_PROBLEM DESCRIPTION_
Your answer should be a single number: the count of lines containing the string "JSON".
━━━ INPUT ROWS
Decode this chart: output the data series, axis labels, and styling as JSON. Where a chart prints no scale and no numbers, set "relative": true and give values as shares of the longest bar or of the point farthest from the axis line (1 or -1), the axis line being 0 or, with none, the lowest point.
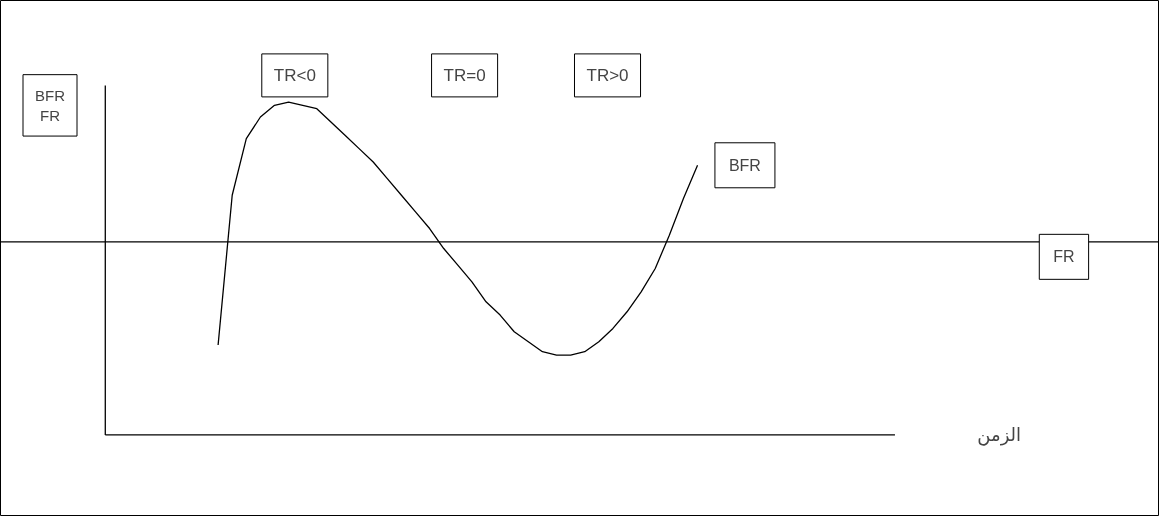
{
  "chart_data": {
    "type": "line",
    "relative": true,
    "xlabel": "الزمن",
    "ylabel": "BFR\nFR",
    "categories": [
      null,
      null,
      null,
      null,
      null,
      null,
      null,
      null,
      null,
      null,
      null,
      null,
      null,
      null,
      null,
      null,
      null,
      null,
      null,
      null,
      null,
      null,
      null,
      null,
      null,
      null,
      null,
      null,
      null,
      null,
      null,
      null,
      null,
      null,
      null,
      null,
      null,
      null,
      null,
      null,
      null,
      null,
      null,
      null,
      null,
      null,
      null,
      null,
      null,
      null,
      null,
      null,
      null,
      null,
      null,
      null,
      null
    ],
    "series": [
      {
        "name": "BFR",
        "color": "#000000",
        "values": [
          null,
          null,
          null,
          null,
          null,
          null,
          null,
          null,
          0.27,
          0.72,
          0.89,
          0.955,
          0.99,
          1.0,
          0.99,
          0.98,
          0.94,
          0.9,
          0.86,
          0.82,
          0.77,
          0.72,
          0.67,
          0.62,
          0.56,
          0.51,
          0.46,
          0.4,
          0.36,
          0.31,
          0.28,
          0.25,
          0.24,
          0.24,
          0.25,
          0.28,
          0.32,
          0.37,
          0.43,
          0.5,
          0.6,
          0.71,
          0.81,
          null,
          null,
          null,
          null,
          null,
          null,
          null,
          null,
          null,
          null,
          null,
          null,
          null,
          null
        ]
      }
    ],
    "ref_lines": [
      {
        "axis": "y",
        "value": 0.58,
        "label": "FR",
        "color": "#000000"
      }
    ],
    "annotations": [
      "TR<0",
      "TR=0",
      "TR>0"
    ],
    "grid": false,
    "tick_labels": false,
    "marker": "none",
    "line_style": "solid"
  }
}
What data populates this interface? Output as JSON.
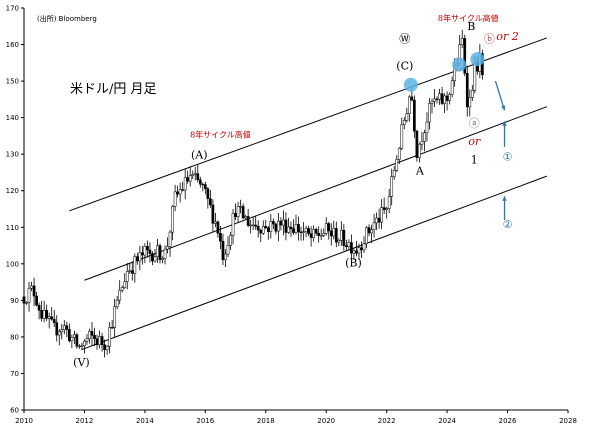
{
  "chart_data": {
    "type": "candlestick",
    "title": "米ドル/円 月足",
    "source": "(出所) Bloomberg",
    "x_range": [
      2010,
      2028
    ],
    "xticks": [
      2010,
      2012,
      2014,
      2016,
      2018,
      2020,
      2022,
      2024,
      2026,
      2028
    ],
    "xtick_labels": [
      "2010",
      "2012",
      "2014",
      "2016",
      "2018",
      "2020",
      "2022",
      "2024",
      "2026",
      "2028"
    ],
    "y_range": [
      60,
      170
    ],
    "yticks": [
      60,
      70,
      80,
      90,
      100,
      110,
      120,
      130,
      140,
      150,
      160,
      170
    ],
    "ytick_labels": [
      "60",
      "70",
      "80",
      "90",
      "100",
      "110",
      "120",
      "130",
      "140",
      "150",
      "160",
      "170"
    ],
    "grid": false,
    "price_anchors": [
      {
        "t": 2010.0,
        "v": 91
      },
      {
        "t": 2010.3,
        "v": 93
      },
      {
        "t": 2010.6,
        "v": 86
      },
      {
        "t": 2011.0,
        "v": 82
      },
      {
        "t": 2011.3,
        "v": 83
      },
      {
        "t": 2011.8,
        "v": 77
      },
      {
        "t": 2012.2,
        "v": 80
      },
      {
        "t": 2012.7,
        "v": 78
      },
      {
        "t": 2013.0,
        "v": 87
      },
      {
        "t": 2013.4,
        "v": 98
      },
      {
        "t": 2014.0,
        "v": 103
      },
      {
        "t": 2014.7,
        "v": 103
      },
      {
        "t": 2015.0,
        "v": 118
      },
      {
        "t": 2015.5,
        "v": 124
      },
      {
        "t": 2015.9,
        "v": 121
      },
      {
        "t": 2016.4,
        "v": 110
      },
      {
        "t": 2016.6,
        "v": 102
      },
      {
        "t": 2017.0,
        "v": 115
      },
      {
        "t": 2017.5,
        "v": 111
      },
      {
        "t": 2018.0,
        "v": 110
      },
      {
        "t": 2018.5,
        "v": 111
      },
      {
        "t": 2019.0,
        "v": 110
      },
      {
        "t": 2019.5,
        "v": 107
      },
      {
        "t": 2020.0,
        "v": 109
      },
      {
        "t": 2020.5,
        "v": 107
      },
      {
        "t": 2021.0,
        "v": 104
      },
      {
        "t": 2021.5,
        "v": 110
      },
      {
        "t": 2022.0,
        "v": 115
      },
      {
        "t": 2022.3,
        "v": 128
      },
      {
        "t": 2022.8,
        "v": 148
      },
      {
        "t": 2023.0,
        "v": 131
      },
      {
        "t": 2023.5,
        "v": 144
      },
      {
        "t": 2024.0,
        "v": 145
      },
      {
        "t": 2024.5,
        "v": 161
      },
      {
        "t": 2024.7,
        "v": 142
      },
      {
        "t": 2024.9,
        "v": 153
      },
      {
        "t": 2025.1,
        "v": 156
      },
      {
        "t": 2025.2,
        "v": 148
      }
    ],
    "channel_lines": [
      {
        "name": "upper",
        "points": [
          [
            2011.5,
            114.5
          ],
          [
            2027.3,
            161.8
          ]
        ]
      },
      {
        "name": "middle",
        "points": [
          [
            2012.0,
            95.5
          ],
          [
            2027.3,
            143
          ]
        ]
      },
      {
        "name": "lower",
        "points": [
          [
            2011.9,
            76.5
          ],
          [
            2027.3,
            124
          ]
        ]
      }
    ],
    "annotations": [
      {
        "text": "8年サイクル高値",
        "t": 2016.5,
        "v": 134.5,
        "color": "#c00000"
      },
      {
        "text": "8年サイクル高値",
        "t": 2024.7,
        "v": 166.5,
        "color": "#c00000"
      },
      {
        "text": "(A)",
        "t": 2015.8,
        "v": 128.8,
        "color": "#000000"
      },
      {
        "text": "(B)",
        "t": 2020.9,
        "v": 99.3,
        "color": "#000000"
      },
      {
        "text": "(C)",
        "t": 2022.6,
        "v": 153.2,
        "color": "#000000"
      },
      {
        "text": "(V)",
        "t": 2011.9,
        "v": 72,
        "color": "#000000"
      },
      {
        "text": "Ⓦ",
        "t": 2022.6,
        "v": 160.5,
        "color": "#000000"
      },
      {
        "text": "A",
        "t": 2023.1,
        "v": 124.4,
        "color": "#000000"
      },
      {
        "text": "B",
        "t": 2024.8,
        "v": 164,
        "color": "#000000"
      },
      {
        "text": "ⓑ",
        "t": 2025.4,
        "v": 160.5,
        "color": "#c0504d"
      },
      {
        "text": "or 2",
        "t": 2026.0,
        "v": 161.2,
        "color": "#c00000"
      },
      {
        "text": "ⓐ",
        "t": 2024.9,
        "v": 137.5,
        "color": "#7f7f7f"
      },
      {
        "text": "or",
        "t": 2024.9,
        "v": 132.5,
        "color": "#c00000"
      },
      {
        "text": "1",
        "t": 2024.9,
        "v": 127.5,
        "color": "#000000"
      },
      {
        "text": "①",
        "t": 2026.0,
        "v": 128.3,
        "color": "#2e75b6"
      },
      {
        "text": "②",
        "t": 2026.0,
        "v": 109.8,
        "color": "#2e75b6"
      }
    ],
    "highlight_points": [
      {
        "t": 2022.8,
        "v": 149
      },
      {
        "t": 2024.4,
        "v": 154.5
      },
      {
        "t": 2025.0,
        "v": 156
      }
    ],
    "projection_arrows": [
      {
        "from": [
          2025.6,
          150
        ],
        "to": [
          2025.9,
          142
        ]
      },
      {
        "from": [
          2025.9,
          132
        ],
        "to": [
          2025.9,
          139
        ]
      },
      {
        "from": [
          2025.9,
          112
        ],
        "to": [
          2025.9,
          118.5
        ]
      }
    ]
  }
}
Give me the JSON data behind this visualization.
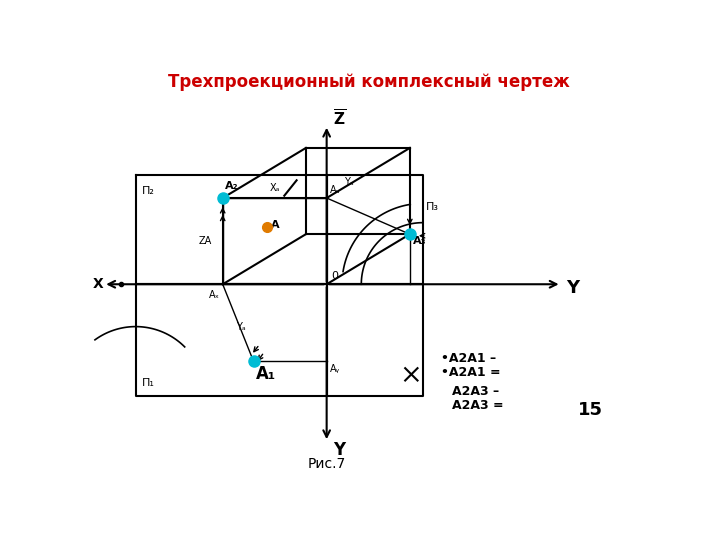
━━━━━━
_THE REPLY_
3